▸ **PROBLEM TO SOLVE**
Note each line of the listing that contains the string "zaakceptuje", and copy it.

▸ **DATA EXTRACT**

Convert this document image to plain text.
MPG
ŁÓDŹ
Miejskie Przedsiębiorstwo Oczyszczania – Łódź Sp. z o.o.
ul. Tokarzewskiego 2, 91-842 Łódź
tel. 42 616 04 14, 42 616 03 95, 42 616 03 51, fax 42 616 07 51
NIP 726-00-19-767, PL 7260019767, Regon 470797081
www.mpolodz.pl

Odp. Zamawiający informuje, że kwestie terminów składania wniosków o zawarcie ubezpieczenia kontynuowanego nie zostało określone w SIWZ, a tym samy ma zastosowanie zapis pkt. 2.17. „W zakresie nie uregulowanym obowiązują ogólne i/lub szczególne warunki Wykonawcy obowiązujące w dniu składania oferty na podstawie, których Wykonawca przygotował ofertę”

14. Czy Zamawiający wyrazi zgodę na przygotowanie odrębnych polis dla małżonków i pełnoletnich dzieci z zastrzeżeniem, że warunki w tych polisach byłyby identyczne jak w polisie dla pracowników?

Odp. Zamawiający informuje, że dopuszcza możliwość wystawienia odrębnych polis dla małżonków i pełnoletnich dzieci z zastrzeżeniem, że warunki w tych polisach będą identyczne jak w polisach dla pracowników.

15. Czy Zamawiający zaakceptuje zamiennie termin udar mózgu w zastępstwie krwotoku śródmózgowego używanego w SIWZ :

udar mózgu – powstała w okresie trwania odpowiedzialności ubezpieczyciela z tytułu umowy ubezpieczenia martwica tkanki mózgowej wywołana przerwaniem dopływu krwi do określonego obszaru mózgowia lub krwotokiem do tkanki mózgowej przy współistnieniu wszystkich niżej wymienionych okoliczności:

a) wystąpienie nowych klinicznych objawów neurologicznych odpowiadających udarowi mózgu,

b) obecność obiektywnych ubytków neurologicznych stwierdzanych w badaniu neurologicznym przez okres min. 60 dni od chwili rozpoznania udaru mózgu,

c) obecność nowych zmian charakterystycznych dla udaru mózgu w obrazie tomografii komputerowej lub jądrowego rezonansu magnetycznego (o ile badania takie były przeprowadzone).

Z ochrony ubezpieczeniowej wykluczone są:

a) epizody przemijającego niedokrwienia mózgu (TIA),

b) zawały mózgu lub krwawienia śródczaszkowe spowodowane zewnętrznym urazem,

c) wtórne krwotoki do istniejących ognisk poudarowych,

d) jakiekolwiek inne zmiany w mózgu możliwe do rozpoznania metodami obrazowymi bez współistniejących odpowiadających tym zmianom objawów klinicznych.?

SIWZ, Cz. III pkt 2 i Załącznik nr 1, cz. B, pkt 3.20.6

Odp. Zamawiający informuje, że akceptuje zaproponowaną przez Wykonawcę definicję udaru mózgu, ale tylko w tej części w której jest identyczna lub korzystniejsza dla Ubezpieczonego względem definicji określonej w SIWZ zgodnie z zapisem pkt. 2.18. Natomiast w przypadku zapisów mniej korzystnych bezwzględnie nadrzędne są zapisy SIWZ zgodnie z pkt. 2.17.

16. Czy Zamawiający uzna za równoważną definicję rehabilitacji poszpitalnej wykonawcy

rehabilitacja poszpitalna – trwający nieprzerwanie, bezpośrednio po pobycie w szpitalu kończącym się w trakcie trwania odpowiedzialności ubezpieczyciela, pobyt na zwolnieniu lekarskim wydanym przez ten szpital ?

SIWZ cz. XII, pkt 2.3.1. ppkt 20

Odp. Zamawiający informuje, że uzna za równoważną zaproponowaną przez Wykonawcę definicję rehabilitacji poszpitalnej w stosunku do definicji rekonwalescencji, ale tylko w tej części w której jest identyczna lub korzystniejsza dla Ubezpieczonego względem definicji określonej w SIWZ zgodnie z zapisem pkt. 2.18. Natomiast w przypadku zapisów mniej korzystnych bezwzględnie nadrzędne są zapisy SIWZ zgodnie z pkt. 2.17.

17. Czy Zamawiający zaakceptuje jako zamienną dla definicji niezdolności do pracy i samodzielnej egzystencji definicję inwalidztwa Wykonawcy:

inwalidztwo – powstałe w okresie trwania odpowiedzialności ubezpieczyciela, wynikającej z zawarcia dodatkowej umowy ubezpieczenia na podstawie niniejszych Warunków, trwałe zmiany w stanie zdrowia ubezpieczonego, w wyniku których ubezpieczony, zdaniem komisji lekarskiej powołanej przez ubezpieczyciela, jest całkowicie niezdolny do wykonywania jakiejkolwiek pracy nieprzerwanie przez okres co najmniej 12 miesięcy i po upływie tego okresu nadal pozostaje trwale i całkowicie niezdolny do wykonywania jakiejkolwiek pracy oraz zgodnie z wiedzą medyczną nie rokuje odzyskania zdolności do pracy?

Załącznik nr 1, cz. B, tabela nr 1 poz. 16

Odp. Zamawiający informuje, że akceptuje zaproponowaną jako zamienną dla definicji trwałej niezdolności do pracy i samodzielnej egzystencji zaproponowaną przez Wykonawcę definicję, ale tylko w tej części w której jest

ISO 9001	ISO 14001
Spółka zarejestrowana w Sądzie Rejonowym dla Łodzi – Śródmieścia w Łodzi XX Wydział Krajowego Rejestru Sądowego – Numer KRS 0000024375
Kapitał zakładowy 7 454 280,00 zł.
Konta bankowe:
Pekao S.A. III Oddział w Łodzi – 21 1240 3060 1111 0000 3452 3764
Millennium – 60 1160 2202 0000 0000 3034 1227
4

▸ **WRITTEN ANSWER**
15. Czy Zamawiający zaakceptuje zamiennie termin udar mózgu w zastępstwie krwotoku śródmózgowego używanego w SIWZ :
17. Czy Zamawiający zaakceptuje jako zamienną dla definicji niezdolności do pracy i samodzielnej egzystencji definicję inwalidztwa Wykonawcy:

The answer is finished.